Exercícios:
1. Responda com base no artigo sobre o visto do advogado em atos constitutivos:
(a) A que é indispensável o visto do advogado nesses atos?
(b) De que deve resultar esse visto?
(c) Que dispositivo do EAOAB a nota ao final manda consultar?
2. Segundo o parágrafo único do artigo, a prestação de serviços a certos destinatários impede o advogado de dar o visto. Enumere todos esses destinatários, separando a Administração Pública direta da indireta.

Artigo:
────

Art. 2º O visto do advogado em atos constitutivos de pessoas jurídicas, indispensável ao registro e arquivamento nos órgãos competentes, deve resultar da efetiva constatação, pelo profissional que os examinar, de que os respectivos instrumentos preenchem as exigências legais pertinentes. Parágrafo único. Estão impedidos de exercer o ato de advocacia referido neste artigo os advogados que prestem serviços a órgãos ou entidades da Administração Pública direta ou indireta, da unidade federativa a que se vincule a Junta Comercial, ou a quaisquer repartições administrativas competentes para o mencionado registro.

· Vide art. 1º, § 2º, do EAOAB - p. 20.

────

Amostras de dados:

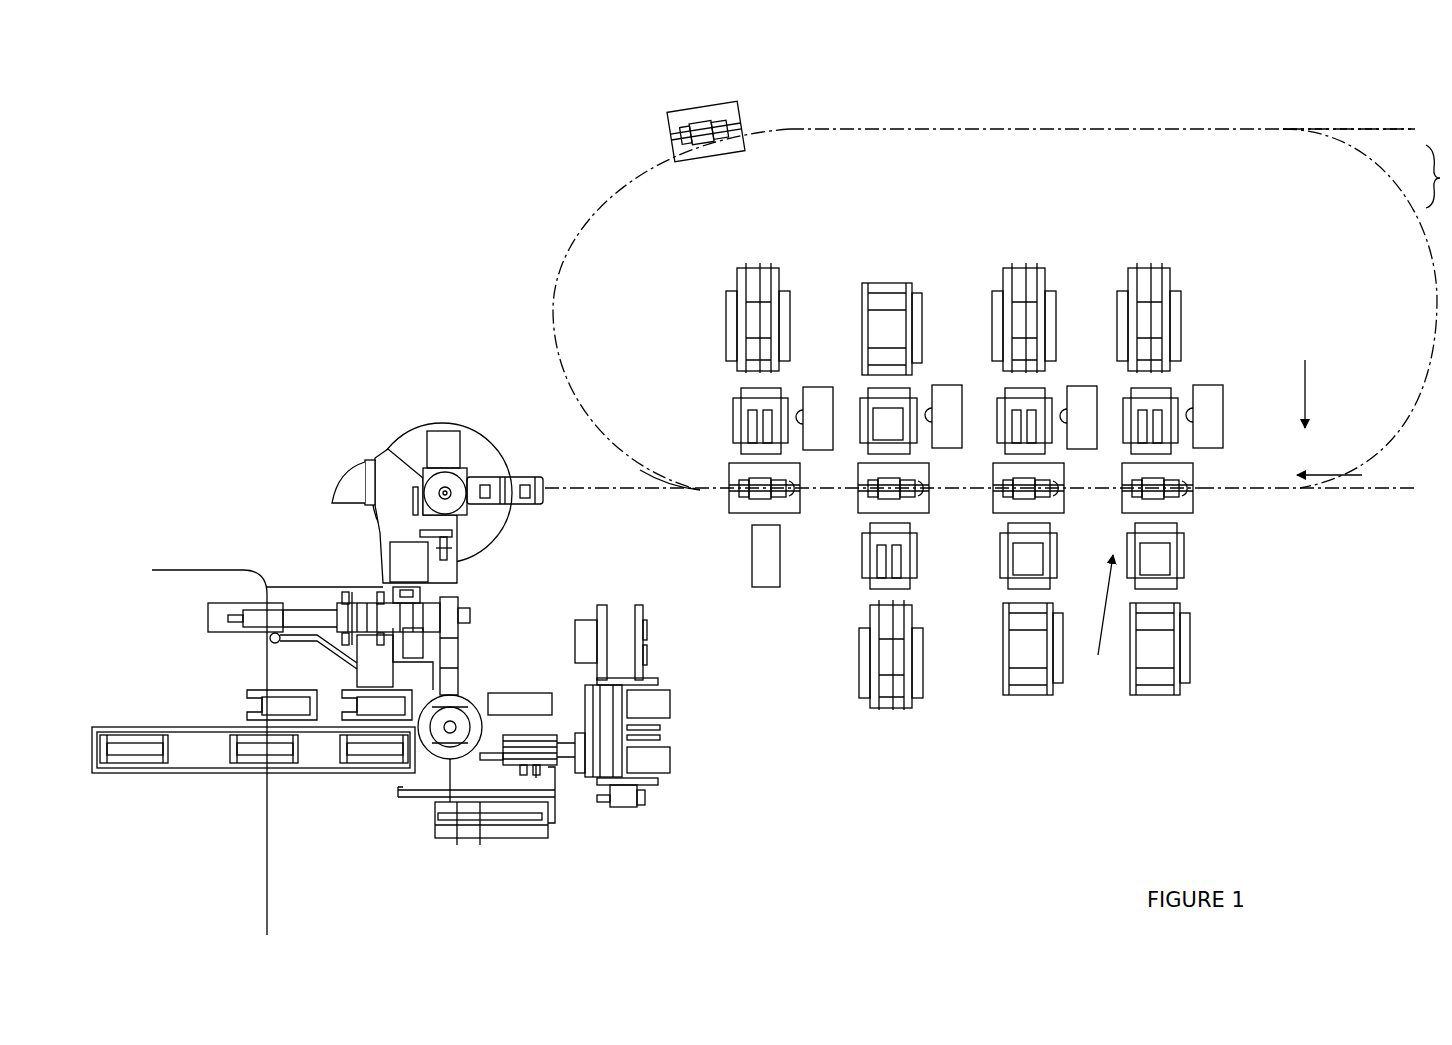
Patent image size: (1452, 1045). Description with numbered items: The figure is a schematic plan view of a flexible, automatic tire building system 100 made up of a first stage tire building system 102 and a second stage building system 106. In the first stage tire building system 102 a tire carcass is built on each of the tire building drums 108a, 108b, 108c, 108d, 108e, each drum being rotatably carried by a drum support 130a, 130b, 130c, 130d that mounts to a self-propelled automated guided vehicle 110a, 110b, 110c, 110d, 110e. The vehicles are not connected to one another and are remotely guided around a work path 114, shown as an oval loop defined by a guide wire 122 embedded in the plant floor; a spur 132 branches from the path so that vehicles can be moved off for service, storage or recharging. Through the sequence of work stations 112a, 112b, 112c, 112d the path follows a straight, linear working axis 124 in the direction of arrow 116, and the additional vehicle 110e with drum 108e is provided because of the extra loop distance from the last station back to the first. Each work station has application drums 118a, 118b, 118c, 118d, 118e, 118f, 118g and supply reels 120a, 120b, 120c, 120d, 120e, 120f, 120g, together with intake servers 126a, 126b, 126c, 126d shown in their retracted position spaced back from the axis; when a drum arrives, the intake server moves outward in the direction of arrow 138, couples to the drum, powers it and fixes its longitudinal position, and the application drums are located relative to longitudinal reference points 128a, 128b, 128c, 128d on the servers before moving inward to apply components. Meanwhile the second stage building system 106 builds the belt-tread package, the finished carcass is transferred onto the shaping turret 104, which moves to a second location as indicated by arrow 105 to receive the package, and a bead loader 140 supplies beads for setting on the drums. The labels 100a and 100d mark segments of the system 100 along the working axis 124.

The automatic tire building system 100 is at (1154, 113).
The first stage tire building system 102 is at (1240, 112).
The shaping turret 104 is at (395, 428).
The arrow 105 is at (540, 510).
The second stage building system 106 is at (175, 550).
The tire building drum 108a is at (1180, 500).
The tire building drum 108b is at (1045, 497).
The tire building drum 108c is at (860, 485).
The tire building drum 108d is at (750, 497).
The tire building drum 108e is at (722, 124).
The automated guided vehicle 110a is at (1190, 500).
The automated guided vehicle 110b is at (1056, 515).
The automated guided vehicle 110c is at (918, 515).
The automated guided vehicle 110d is at (800, 508).
The automated guided vehicle 110e is at (719, 113).
The work station 112a is at (1190, 282).
The work station 112b is at (1118, 192).
The work station 112c is at (900, 240).
The work station 112d is at (762, 240).
The work path 114 is at (1418, 176).
The arrow 116 is at (1318, 473).
The application drum 118a is at (1172, 400).
The application drum 118b is at (1178, 565).
The application drum 118c is at (1013, 422).
The application drum 118d is at (1028, 422).
The application drum 118e is at (1010, 575).
The application drum 118f is at (918, 590).
The application drum 118g is at (733, 412).
The supply reel 120a is at (1150, 265).
The supply reel 120b is at (1178, 698).
The supply reel 120c is at (1030, 268).
The supply reel 120d is at (1050, 698).
The supply reel 120e is at (868, 283).
The supply reel 120f is at (873, 705).
The supply reel 120g is at (740, 268).
The guide wire 122 is at (1423, 235).
The working axis 124 is at (682, 494).
The intake server 126a is at (1210, 385).
The intake server 126b is at (1085, 386).
The intake server 126c is at (946, 385).
The intake server 126d is at (815, 387).
The longitudinal reference point 128a is at (1187, 416).
The longitudinal reference point 128b is at (1061, 416).
The longitudinal reference point 128c is at (926, 415).
The longitudinal reference point 128d is at (797, 418).
The drum support 130a is at (1183, 484).
The drum support 130b is at (1052, 484).
The drum support 130c is at (918, 484).
The drum support 130d is at (788, 484).
The spur 132 is at (1336, 128).
The arrow 138 is at (1305, 383).
The bead loader 140 is at (1107, 631).
The track segment 100a is at (1230, 488).
The track segment 100d is at (728, 477).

────

Respostas na ordem:
1.
(a) Ao registro e arquivamento nos órgãos competentes.
(b) Da efetiva constatação, pelo profissional que examinar os atos, de que os respectivos instrumentos preenchem as exigências legais pertinentes.
(c) O art. 1º, § 2º, do EAOAB, na p. 20.

2.
- Órgãos ou entidades da Administração Pública direta da unidade federativa a que se vincule a Junta Comercial
- Órgãos ou entidades da Administração Pública indireta da unidade federativa a que se vincule a Junta Comercial
- Quaisquer repartições administrativas competentes para o registro